**Description of the task**: Your task is to output all the records below, word for word.

----

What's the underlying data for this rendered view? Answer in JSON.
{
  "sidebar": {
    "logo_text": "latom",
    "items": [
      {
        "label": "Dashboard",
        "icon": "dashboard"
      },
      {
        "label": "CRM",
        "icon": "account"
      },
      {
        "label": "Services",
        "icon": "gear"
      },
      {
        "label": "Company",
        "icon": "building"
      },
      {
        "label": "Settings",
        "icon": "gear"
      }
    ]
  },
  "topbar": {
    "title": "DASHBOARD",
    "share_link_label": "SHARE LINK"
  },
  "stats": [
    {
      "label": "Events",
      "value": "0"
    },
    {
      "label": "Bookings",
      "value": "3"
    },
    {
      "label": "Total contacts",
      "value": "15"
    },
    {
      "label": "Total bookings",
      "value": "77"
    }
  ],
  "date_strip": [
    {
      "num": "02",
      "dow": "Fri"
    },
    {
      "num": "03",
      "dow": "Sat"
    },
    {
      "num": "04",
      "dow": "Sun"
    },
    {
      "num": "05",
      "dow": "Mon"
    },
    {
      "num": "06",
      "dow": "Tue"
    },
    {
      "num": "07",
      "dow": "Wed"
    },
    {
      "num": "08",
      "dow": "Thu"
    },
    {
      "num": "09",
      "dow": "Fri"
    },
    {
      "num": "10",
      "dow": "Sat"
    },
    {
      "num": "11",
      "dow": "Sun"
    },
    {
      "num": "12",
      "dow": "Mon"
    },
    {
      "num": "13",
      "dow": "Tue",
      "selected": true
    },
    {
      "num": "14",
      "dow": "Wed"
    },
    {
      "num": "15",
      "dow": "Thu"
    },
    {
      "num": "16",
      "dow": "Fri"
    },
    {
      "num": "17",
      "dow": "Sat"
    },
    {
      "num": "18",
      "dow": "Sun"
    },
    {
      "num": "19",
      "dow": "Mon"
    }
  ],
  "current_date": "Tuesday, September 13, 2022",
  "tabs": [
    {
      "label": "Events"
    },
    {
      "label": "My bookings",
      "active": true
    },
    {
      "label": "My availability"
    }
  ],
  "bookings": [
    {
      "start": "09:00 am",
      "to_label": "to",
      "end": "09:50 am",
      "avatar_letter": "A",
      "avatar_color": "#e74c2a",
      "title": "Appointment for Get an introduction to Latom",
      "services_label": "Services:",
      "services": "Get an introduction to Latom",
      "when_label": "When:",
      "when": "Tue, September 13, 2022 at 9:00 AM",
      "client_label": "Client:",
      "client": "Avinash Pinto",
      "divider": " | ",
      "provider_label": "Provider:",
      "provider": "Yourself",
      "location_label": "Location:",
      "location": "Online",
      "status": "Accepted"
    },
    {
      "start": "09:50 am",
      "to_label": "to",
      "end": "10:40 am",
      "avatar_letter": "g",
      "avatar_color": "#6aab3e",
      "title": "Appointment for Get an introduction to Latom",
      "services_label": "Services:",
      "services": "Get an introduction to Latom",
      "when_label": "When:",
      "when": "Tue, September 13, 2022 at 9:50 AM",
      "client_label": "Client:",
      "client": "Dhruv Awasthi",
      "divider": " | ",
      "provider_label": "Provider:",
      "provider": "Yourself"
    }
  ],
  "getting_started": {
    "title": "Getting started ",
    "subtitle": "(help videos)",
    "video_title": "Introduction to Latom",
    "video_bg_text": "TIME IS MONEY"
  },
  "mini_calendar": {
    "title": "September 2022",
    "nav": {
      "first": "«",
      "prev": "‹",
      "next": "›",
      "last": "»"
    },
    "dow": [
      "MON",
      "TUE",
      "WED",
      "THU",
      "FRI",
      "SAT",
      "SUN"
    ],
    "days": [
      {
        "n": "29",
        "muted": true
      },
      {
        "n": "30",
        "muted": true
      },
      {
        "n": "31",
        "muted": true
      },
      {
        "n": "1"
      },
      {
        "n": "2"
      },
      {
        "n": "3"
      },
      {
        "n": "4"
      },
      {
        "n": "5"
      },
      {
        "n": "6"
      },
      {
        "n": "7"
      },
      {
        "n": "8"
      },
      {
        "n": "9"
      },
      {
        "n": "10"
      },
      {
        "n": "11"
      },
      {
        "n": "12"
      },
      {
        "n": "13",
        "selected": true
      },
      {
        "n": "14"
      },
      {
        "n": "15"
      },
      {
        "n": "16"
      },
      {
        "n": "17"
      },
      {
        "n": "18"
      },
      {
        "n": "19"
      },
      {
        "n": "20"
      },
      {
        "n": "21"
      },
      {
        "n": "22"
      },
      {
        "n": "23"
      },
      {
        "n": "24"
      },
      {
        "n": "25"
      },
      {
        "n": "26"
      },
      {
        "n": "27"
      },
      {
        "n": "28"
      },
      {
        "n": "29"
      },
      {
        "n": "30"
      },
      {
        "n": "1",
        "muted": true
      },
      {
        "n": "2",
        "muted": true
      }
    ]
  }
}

----

**Exercise solution**:
What's the underlying data for this rendered view? Answer in JSON.
{
  "sidebar": {
    "logo_text": "latom",
    "items": [
      {
        "label": "Dashboard",
        "icon": "dashboard"
      },
      {
        "label": "CRM",
        "icon": "account"
      },
      {
        "label": "Services",
        "icon": "gear"
      },
      {
        "label": "Company",
        "icon": "building"
      },
      {
        "label": "Settings",
        "icon": "gear"
      }
    ]
  },
  "topbar": {
    "title": "DASHBOARD",
    "share_link_label": "SHARE LINK"
  },
  "stats": [
    {
      "label": "Events",
      "value": "0"
    },
    {
      "label": "Bookings",
      "value": "3"
    },
    {
      "label": "Total contacts",
      "value": "15"
    },
    {
      "label": "Total bookings",
      "value": "77"
    }
  ],
  "date_strip": [
    {
      "num": "02",
      "dow": "Fri"
    },
    {
      "num": "03",
      "dow": "Sat"
    },
    {
      "num": "04",
      "dow": "Sun"
    },
    {
      "num": "05",
      "dow": "Mon"
    },
    {
      "num": "06",
      "dow": "Tue"
    },
    {
      "num": "07",
      "dow": "Wed"
    },
    {
      "num": "08",
      "dow": "Thu"
    },
    {
      "num": "09",
      "dow": "Fri"
    },
    {
      "num": "10",
      "dow": "Sat"
    },
    {
      "num": "11",
      "dow": "Sun"
    },
    {
      "num": "12",
      "dow": "Mon"
    },
    {
      "num": "13",
      "dow": "Tue",
      "selected": true
    },
    {
      "num": "14",
      "dow": "Wed"
    },
    {
      "num": "15",
      "dow": "Thu"
    },
    {
      "num": "16",
      "dow": "Fri"
    },
    {
      "num": "17",
      "dow": "Sat"
    },
    {
      "num": "18",
      "dow": "Sun"
    },
    {
      "num": "19",
      "dow": "Mon"
    }
  ],
  "current_date": "Tuesday, September 13, 2022",
  "tabs": [
    {
      "label": "Events"
    },
    {
      "label": "My bookings",
      "active": true
    },
    {
      "label": "My availability"
    }
  ],
  "bookings": [
    {
      "start": "09:00 am",
      "to_label": "to",
      "end": "09:50 am",
      "avatar_letter": "A",
      "avatar_color": "#e74c2a",
      "title": "Appointment for Get an introduction to Latom",
      "services_label": "Services:",
      "services": "Get an introduction to Latom",
      "when_label": "When:",
      "when": "Tue, September 13, 2022 at 9:00 AM",
      "client_label": "Client:",
      "client": "Avinash Pinto",
      "divider": " | ",
      "provider_label": "Provider:",
      "provider": "Yourself",
      "location_label": "Location:",
      "location": "Online",
      "status": "Accepted"
    },
    {
      "start": "09:50 am",
      "to_label": "to",
      "end": "10:40 am",
      "avatar_letter": "g",
      "avatar_color": "#6aab3e",
      "title": "Appointment for Get an introduction to Latom",
      "services_label": "Services:",
      "services": "Get an introduction to Latom",
      "when_label": "When:",
      "when": "Tue, September 13, 2022 at 9:50 AM",
      "client_label": "Client:",
      "client": "Dhruv Awasthi",
      "divider": " | ",
      "provider_label": "Provider:",
      "provider": "Yourself"
    }
  ],
  "getting_started": {
    "title": "Getting started ",
    "subtitle": "(help videos)",
    "video_title": "Introduction to Latom",
    "video_bg_text": "TIME IS MONEY"
  },
  "mini_calendar": {
    "title": "September 2022",
    "nav": {
      "first": "«",
      "prev": "‹",
      "next": "›",
      "last": "»"
    },
    "dow": [
      "MON",
      "TUE",
      "WED",
      "THU",
      "FRI",
      "SAT",
      "SUN"
    ],
    "days": [
      {
        "n": "29",
        "muted": true
      },
      {
        "n": "30",
        "muted": true
      },
      {
        "n": "31",
        "muted": true
      },
      {
        "n": "1"
      },
      {
        "n": "2"
      },
      {
        "n": "3"
      },
      {
        "n": "4"
      },
      {
        "n": "5"
      },
      {
        "n": "6"
      },
      {
        "n": "7"
      },
      {
        "n": "8"
      },
      {
        "n": "9"
      },
      {
        "n": "10"
      },
      {
        "n": "11"
      },
      {
        "n": "12"
      },
      {
        "n": "13",
        "selected": true
      },
      {
        "n": "14"
      },
      {
        "n": "15"
      },
      {
        "n": "16"
      },
      {
        "n": "17"
      },
      {
        "n": "18"
      },
      {
        "n": "19"
      },
      {
        "n": "20"
      },
      {
        "n": "21"
      },
      {
        "n": "22"
      },
      {
        "n": "23"
      },
      {
        "n": "24"
      },
      {
        "n": "25"
      },
      {
        "n": "26"
      },
      {
        "n": "27"
      },
      {
        "n": "28"
      },
      {
        "n": "29"
      },
      {
        "n": "30"
      },
      {
        "n": "1",
        "muted": true
      },
      {
        "n": "2",
        "muted": true
      }
    ]
  }
}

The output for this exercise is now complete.